▶ [Exercise task]: Give every line from the entries that contains "growth".
========
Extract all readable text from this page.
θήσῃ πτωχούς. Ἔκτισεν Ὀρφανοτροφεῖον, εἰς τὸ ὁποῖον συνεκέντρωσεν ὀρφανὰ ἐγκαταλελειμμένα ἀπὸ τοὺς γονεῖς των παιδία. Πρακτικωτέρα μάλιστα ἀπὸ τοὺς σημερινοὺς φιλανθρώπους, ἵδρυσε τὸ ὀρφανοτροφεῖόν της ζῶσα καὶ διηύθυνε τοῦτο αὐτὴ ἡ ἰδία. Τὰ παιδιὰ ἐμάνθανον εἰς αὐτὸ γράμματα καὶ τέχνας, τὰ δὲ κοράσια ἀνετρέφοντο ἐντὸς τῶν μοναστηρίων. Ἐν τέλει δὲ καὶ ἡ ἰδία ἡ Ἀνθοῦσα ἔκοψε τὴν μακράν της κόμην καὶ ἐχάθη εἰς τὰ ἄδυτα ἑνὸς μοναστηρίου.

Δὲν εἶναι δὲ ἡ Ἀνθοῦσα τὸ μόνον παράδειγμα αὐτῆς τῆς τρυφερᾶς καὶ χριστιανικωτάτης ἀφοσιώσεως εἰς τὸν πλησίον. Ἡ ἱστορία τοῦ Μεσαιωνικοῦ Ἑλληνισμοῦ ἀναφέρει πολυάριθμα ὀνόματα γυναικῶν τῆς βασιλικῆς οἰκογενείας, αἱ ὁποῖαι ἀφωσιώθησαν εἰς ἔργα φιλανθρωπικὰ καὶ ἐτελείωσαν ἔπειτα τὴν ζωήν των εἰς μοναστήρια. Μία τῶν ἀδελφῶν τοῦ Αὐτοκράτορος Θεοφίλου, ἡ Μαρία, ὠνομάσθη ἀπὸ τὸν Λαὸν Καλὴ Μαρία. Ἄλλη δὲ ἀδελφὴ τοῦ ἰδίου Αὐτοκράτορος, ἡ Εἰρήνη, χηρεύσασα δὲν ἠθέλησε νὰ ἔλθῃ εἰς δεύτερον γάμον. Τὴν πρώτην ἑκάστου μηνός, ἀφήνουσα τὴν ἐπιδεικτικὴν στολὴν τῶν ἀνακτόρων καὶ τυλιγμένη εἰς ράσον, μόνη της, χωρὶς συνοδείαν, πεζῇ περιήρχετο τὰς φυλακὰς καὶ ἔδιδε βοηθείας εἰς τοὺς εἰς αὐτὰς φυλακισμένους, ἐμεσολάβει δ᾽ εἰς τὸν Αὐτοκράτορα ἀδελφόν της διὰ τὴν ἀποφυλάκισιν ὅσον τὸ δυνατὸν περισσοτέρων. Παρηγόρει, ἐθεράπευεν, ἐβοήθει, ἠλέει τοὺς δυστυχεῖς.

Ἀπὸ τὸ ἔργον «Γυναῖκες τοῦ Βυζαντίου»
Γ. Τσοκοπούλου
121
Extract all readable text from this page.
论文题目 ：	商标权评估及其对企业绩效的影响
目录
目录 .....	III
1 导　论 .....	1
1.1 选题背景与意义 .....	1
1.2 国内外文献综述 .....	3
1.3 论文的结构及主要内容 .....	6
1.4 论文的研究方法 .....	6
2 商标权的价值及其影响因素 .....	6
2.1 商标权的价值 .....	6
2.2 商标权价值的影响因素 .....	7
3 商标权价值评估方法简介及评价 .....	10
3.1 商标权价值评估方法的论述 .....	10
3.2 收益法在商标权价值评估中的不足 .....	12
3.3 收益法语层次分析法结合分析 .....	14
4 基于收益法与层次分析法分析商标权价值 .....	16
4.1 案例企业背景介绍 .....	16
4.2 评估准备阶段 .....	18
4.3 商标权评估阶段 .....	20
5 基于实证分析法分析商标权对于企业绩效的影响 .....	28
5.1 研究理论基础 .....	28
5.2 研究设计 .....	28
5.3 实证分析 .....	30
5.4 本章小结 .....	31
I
========
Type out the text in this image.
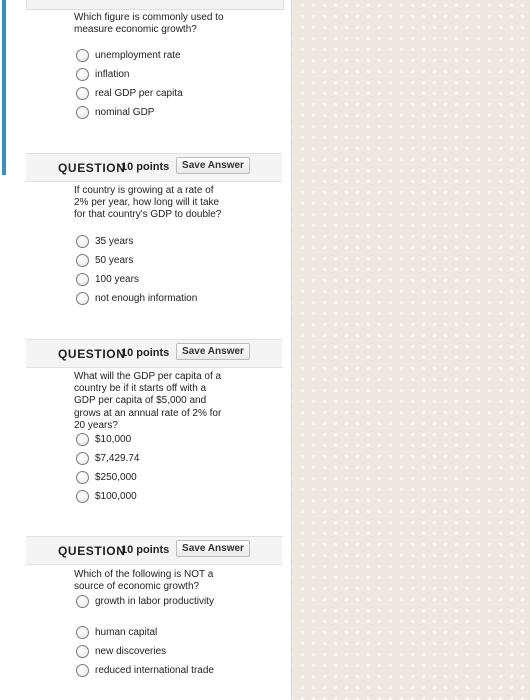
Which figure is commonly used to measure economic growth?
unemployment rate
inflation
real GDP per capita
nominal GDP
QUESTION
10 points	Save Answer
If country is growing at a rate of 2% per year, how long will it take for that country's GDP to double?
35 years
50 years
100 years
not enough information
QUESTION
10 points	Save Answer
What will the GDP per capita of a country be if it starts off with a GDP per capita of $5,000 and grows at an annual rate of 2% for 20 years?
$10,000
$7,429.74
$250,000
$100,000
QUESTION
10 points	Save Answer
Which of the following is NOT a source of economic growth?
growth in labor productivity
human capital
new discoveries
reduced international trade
========
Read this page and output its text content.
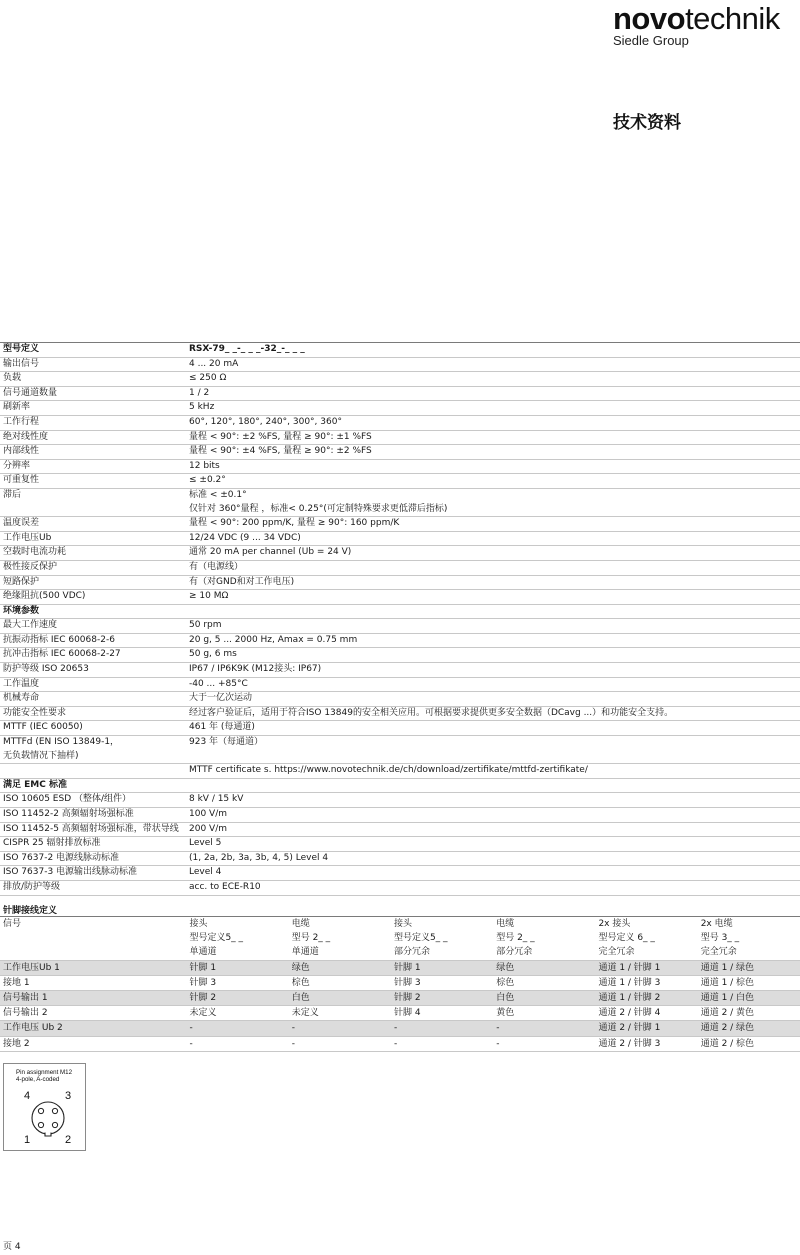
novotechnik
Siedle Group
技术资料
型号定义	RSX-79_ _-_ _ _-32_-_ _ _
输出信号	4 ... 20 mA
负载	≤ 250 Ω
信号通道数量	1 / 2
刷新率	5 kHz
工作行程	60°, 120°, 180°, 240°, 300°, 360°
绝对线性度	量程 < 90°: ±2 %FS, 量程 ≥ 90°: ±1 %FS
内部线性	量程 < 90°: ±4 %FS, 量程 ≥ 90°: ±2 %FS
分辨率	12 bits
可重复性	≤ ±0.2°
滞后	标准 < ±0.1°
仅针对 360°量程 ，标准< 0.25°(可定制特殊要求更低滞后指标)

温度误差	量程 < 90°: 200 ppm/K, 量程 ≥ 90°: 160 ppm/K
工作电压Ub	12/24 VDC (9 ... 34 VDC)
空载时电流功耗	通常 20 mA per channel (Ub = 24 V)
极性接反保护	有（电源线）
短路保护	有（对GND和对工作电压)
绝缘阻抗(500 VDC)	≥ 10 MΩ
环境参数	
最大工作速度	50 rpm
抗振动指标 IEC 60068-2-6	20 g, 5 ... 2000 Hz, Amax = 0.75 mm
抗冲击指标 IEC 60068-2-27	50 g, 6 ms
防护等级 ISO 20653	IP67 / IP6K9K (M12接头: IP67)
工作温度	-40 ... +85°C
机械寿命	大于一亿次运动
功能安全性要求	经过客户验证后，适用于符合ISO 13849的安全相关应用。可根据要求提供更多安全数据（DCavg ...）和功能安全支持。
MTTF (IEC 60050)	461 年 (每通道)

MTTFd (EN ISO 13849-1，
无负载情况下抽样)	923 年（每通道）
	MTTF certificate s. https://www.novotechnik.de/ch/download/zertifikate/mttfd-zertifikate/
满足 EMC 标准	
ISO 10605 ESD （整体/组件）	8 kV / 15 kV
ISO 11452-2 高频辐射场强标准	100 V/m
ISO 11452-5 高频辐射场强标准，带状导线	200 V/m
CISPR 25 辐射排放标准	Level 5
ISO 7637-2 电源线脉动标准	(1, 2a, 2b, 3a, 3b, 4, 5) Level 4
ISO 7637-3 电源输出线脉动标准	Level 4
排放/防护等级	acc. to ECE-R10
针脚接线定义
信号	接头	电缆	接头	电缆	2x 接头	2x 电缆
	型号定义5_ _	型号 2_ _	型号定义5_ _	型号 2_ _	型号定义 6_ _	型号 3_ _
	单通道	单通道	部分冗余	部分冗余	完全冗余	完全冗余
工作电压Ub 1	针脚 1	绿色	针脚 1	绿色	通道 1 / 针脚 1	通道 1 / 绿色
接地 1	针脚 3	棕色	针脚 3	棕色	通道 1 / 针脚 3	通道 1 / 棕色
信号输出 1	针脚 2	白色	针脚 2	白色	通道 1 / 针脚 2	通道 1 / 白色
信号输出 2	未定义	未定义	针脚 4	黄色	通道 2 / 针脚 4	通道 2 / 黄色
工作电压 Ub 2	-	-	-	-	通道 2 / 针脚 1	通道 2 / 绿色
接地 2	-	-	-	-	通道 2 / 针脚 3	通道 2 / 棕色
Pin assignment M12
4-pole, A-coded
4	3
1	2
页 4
========
▶ [Full solution]:
Which figure is commonly used to measure economic growth?
Which of the following is NOT a source of economic growth?
growth in labor productivity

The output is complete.